[Data entries for graphics]
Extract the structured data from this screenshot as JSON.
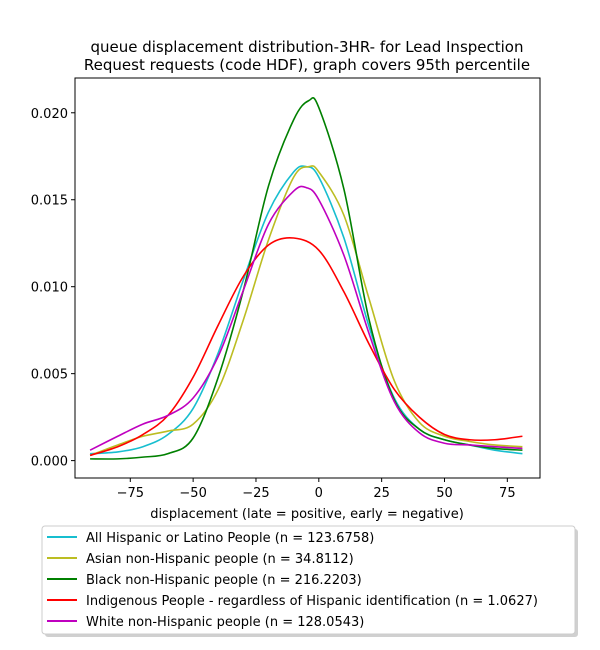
{
  "chart_data": {
    "type": "line",
    "title": [
      "queue displacement distribution-3HR-  for Lead Inspection",
      "Request  requests (code HDF), graph covers 95th percentile"
    ],
    "xlabel": "displacement (late = positive, early = negative)",
    "ylabel": "",
    "xlim": [
      -97,
      88
    ],
    "ylim": [
      -0.001,
      0.022
    ],
    "xticks": [
      -75,
      -50,
      -25,
      0,
      25,
      50,
      75
    ],
    "xtick_labels": [
      "−75",
      "−50",
      "−25",
      "0",
      "25",
      "50",
      "75"
    ],
    "yticks": [
      0.0,
      0.005,
      0.01,
      0.015,
      0.02
    ],
    "ytick_labels": [
      "0.000",
      "0.005",
      "0.010",
      "0.015",
      "0.020"
    ],
    "grid": false,
    "legend_position": "below",
    "series": [
      {
        "name": "All Hispanic or Latino People (n = 123.6758)",
        "color": "#17becf",
        "points": [
          [
            -91,
            0.0004
          ],
          [
            -80,
            0.0005
          ],
          [
            -70,
            0.0008
          ],
          [
            -60,
            0.0015
          ],
          [
            -50,
            0.003
          ],
          [
            -40,
            0.0062
          ],
          [
            -30,
            0.0104
          ],
          [
            -20,
            0.0143
          ],
          [
            -10,
            0.0166
          ],
          [
            -5,
            0.0169
          ],
          [
            0,
            0.0163
          ],
          [
            10,
            0.0128
          ],
          [
            20,
            0.0077
          ],
          [
            30,
            0.0036
          ],
          [
            40,
            0.0018
          ],
          [
            50,
            0.0012
          ],
          [
            60,
            0.0009
          ],
          [
            70,
            0.0006
          ],
          [
            81,
            0.0004
          ]
        ]
      },
      {
        "name": "Asian non-Hispanic people (n = 34.8112)",
        "color": "#bcbd22",
        "points": [
          [
            -91,
            0.0003
          ],
          [
            -80,
            0.0009
          ],
          [
            -70,
            0.0014
          ],
          [
            -60,
            0.0017
          ],
          [
            -50,
            0.0021
          ],
          [
            -40,
            0.0041
          ],
          [
            -30,
            0.0081
          ],
          [
            -20,
            0.0127
          ],
          [
            -10,
            0.0163
          ],
          [
            -4,
            0.0169
          ],
          [
            0,
            0.0166
          ],
          [
            10,
            0.0141
          ],
          [
            20,
            0.0093
          ],
          [
            30,
            0.0046
          ],
          [
            40,
            0.0022
          ],
          [
            50,
            0.0014
          ],
          [
            60,
            0.0011
          ],
          [
            70,
            0.0009
          ],
          [
            81,
            0.0008
          ]
        ]
      },
      {
        "name": "Black non-Hispanic people (n = 216.2203)",
        "color": "#008000",
        "points": [
          [
            -91,
            0.0001
          ],
          [
            -80,
            0.0001
          ],
          [
            -70,
            0.0002
          ],
          [
            -60,
            0.0004
          ],
          [
            -50,
            0.0013
          ],
          [
            -40,
            0.0048
          ],
          [
            -30,
            0.0098
          ],
          [
            -20,
            0.0158
          ],
          [
            -10,
            0.0196
          ],
          [
            -4,
            0.0207
          ],
          [
            0,
            0.0203
          ],
          [
            10,
            0.0156
          ],
          [
            20,
            0.0081
          ],
          [
            30,
            0.0035
          ],
          [
            40,
            0.0018
          ],
          [
            50,
            0.0012
          ],
          [
            60,
            0.0009
          ],
          [
            70,
            0.0007
          ],
          [
            81,
            0.0006
          ]
        ]
      },
      {
        "name": "Indigenous People - regardless of Hispanic identification (n = 1.0627)",
        "color": "#ff0000",
        "points": [
          [
            -91,
            0.0003
          ],
          [
            -80,
            0.0008
          ],
          [
            -70,
            0.0015
          ],
          [
            -60,
            0.0026
          ],
          [
            -50,
            0.0048
          ],
          [
            -40,
            0.0078
          ],
          [
            -30,
            0.0106
          ],
          [
            -20,
            0.0124
          ],
          [
            -10,
            0.0128
          ],
          [
            0,
            0.0121
          ],
          [
            10,
            0.0097
          ],
          [
            20,
            0.0067
          ],
          [
            30,
            0.0041
          ],
          [
            40,
            0.0025
          ],
          [
            50,
            0.0015
          ],
          [
            60,
            0.0012
          ],
          [
            70,
            0.0012
          ],
          [
            81,
            0.0014
          ]
        ]
      },
      {
        "name": "White non-Hispanic people (n = 128.0543)",
        "color": "#bf00bf",
        "points": [
          [
            -91,
            0.0006
          ],
          [
            -80,
            0.0014
          ],
          [
            -70,
            0.0021
          ],
          [
            -60,
            0.0026
          ],
          [
            -50,
            0.0036
          ],
          [
            -40,
            0.006
          ],
          [
            -30,
            0.0098
          ],
          [
            -20,
            0.0136
          ],
          [
            -10,
            0.0155
          ],
          [
            -5,
            0.0157
          ],
          [
            0,
            0.015
          ],
          [
            10,
            0.0118
          ],
          [
            20,
            0.0073
          ],
          [
            30,
            0.0034
          ],
          [
            40,
            0.0016
          ],
          [
            50,
            0.001
          ],
          [
            60,
            0.0009
          ],
          [
            70,
            0.0008
          ],
          [
            81,
            0.0007
          ]
        ]
      }
    ]
  }
}
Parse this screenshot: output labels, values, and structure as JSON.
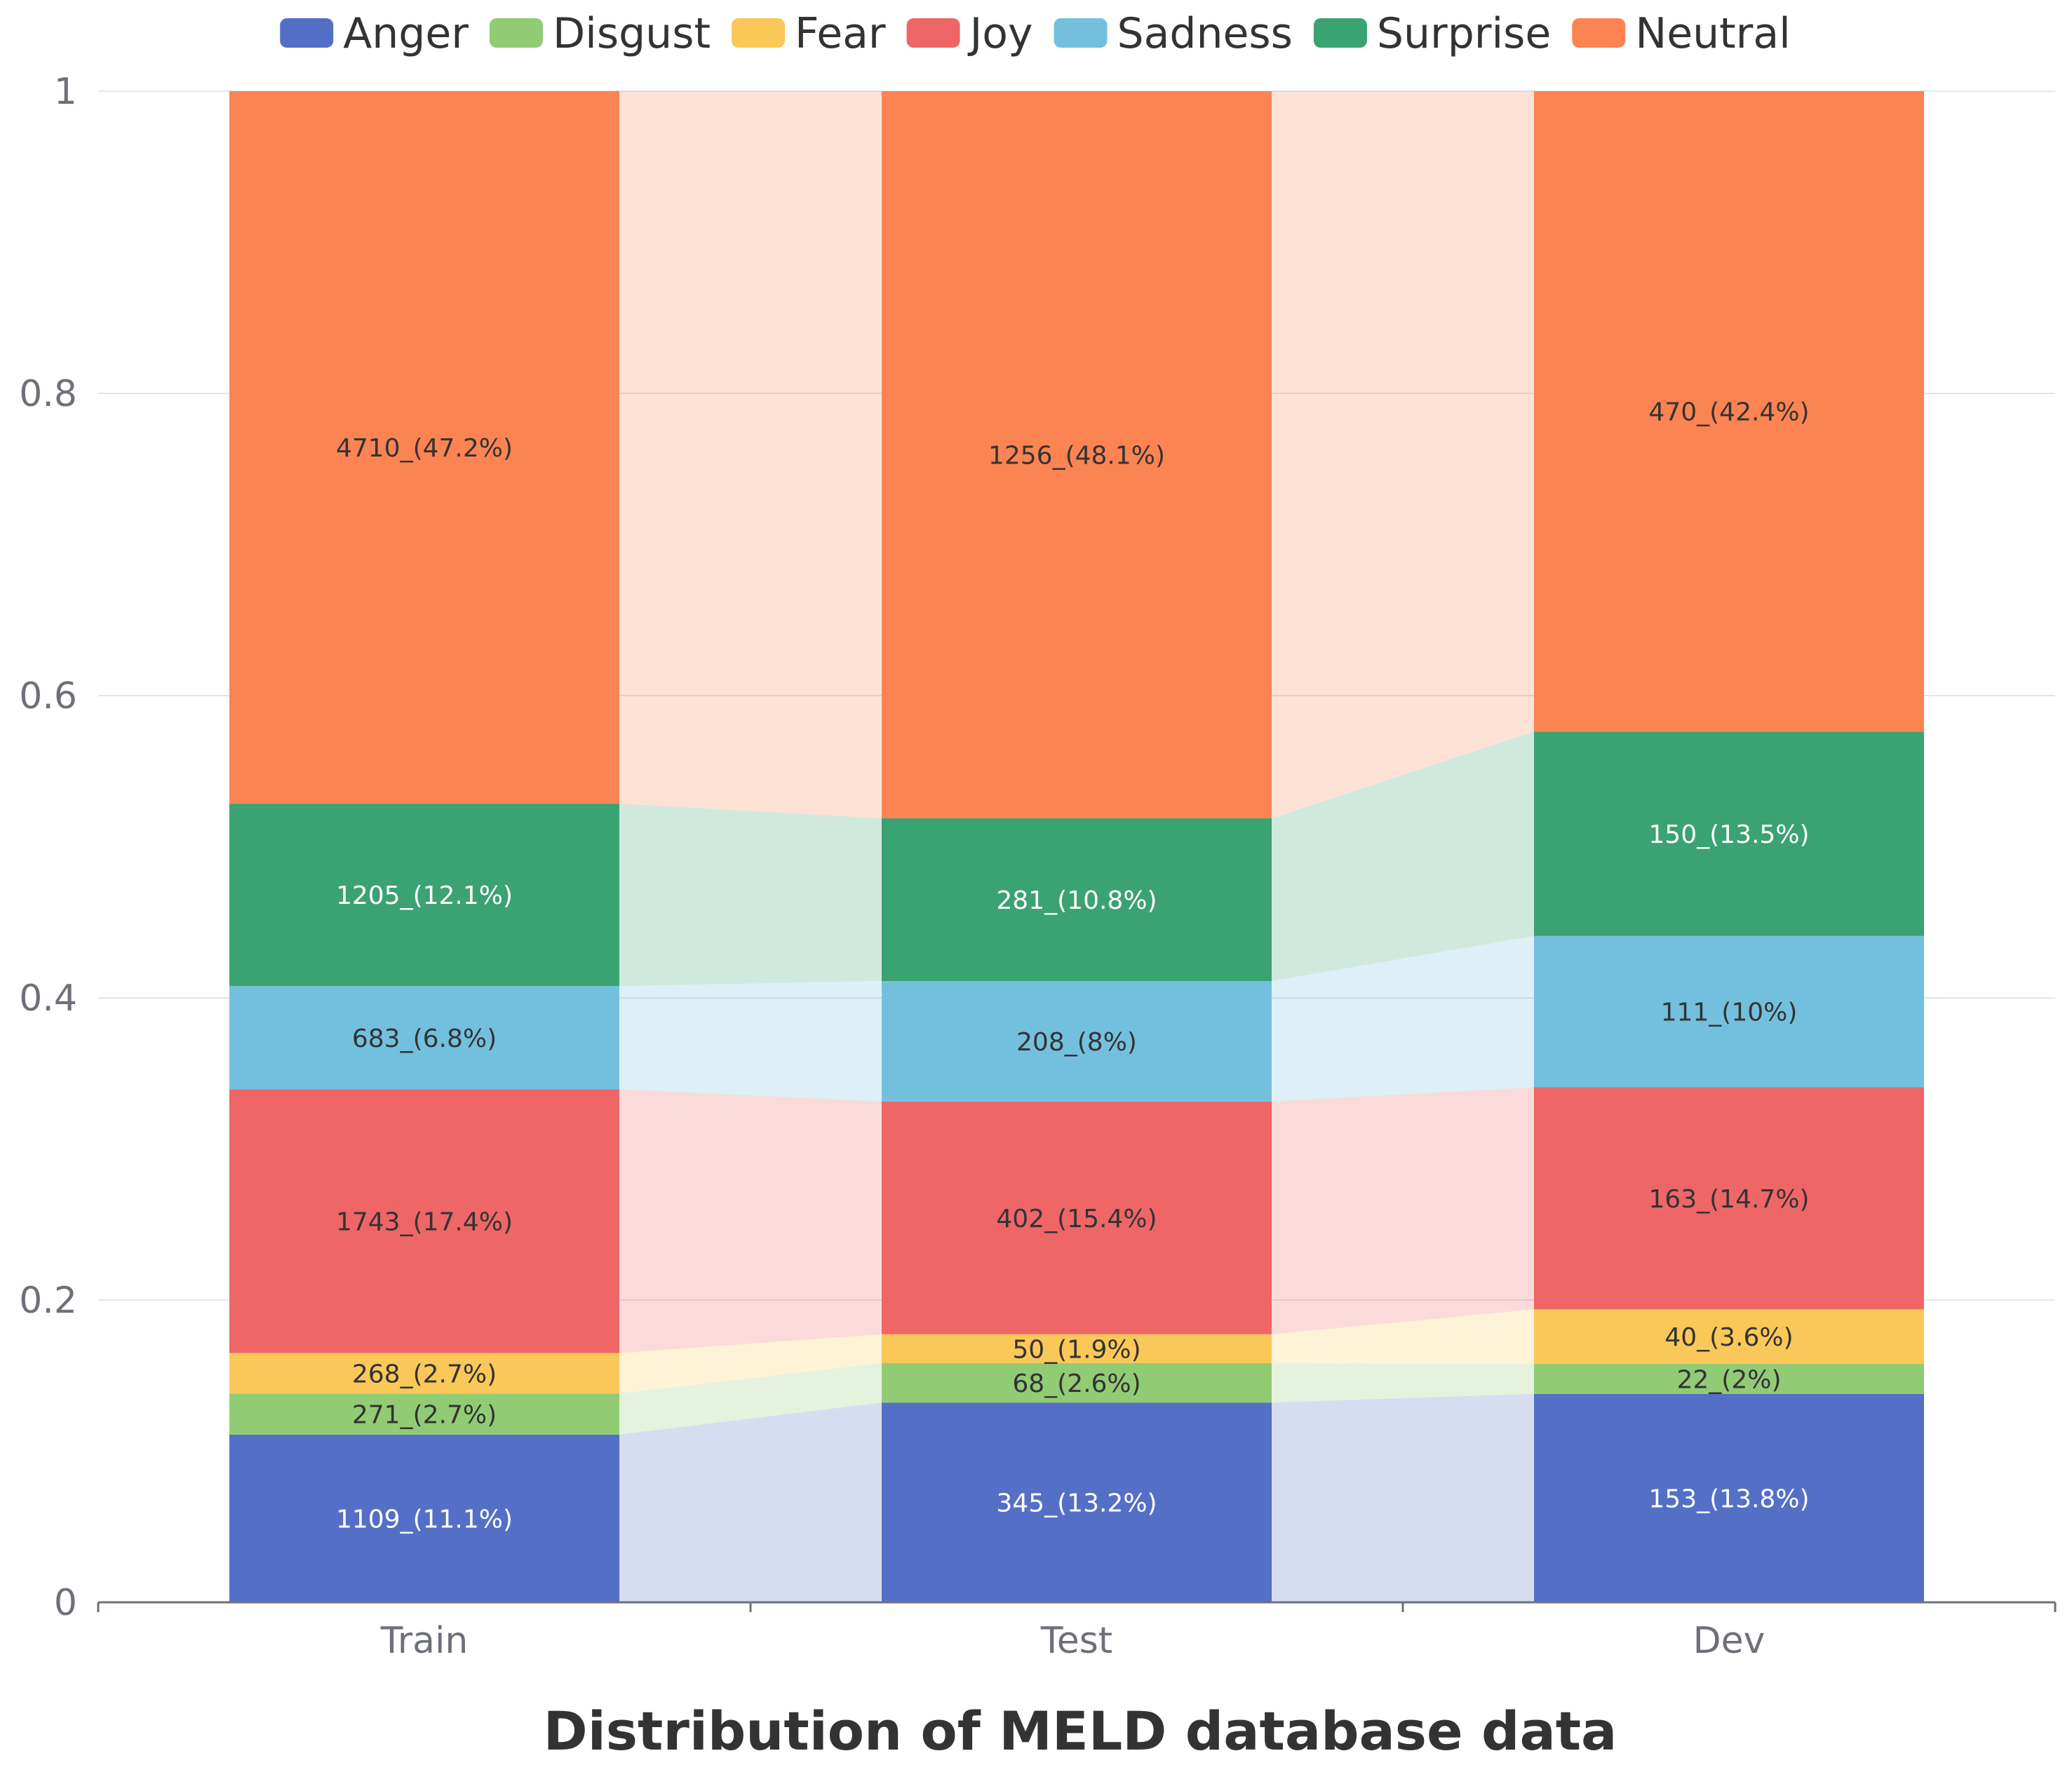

- [Brief]: Where a line contains the string "displacement", extract that line.

- [Reply to the exercise]:
      "queue displacement distribution-3HR-  for Lead Inspection",
    "xlabel": "displacement (late = positive, early = negative)",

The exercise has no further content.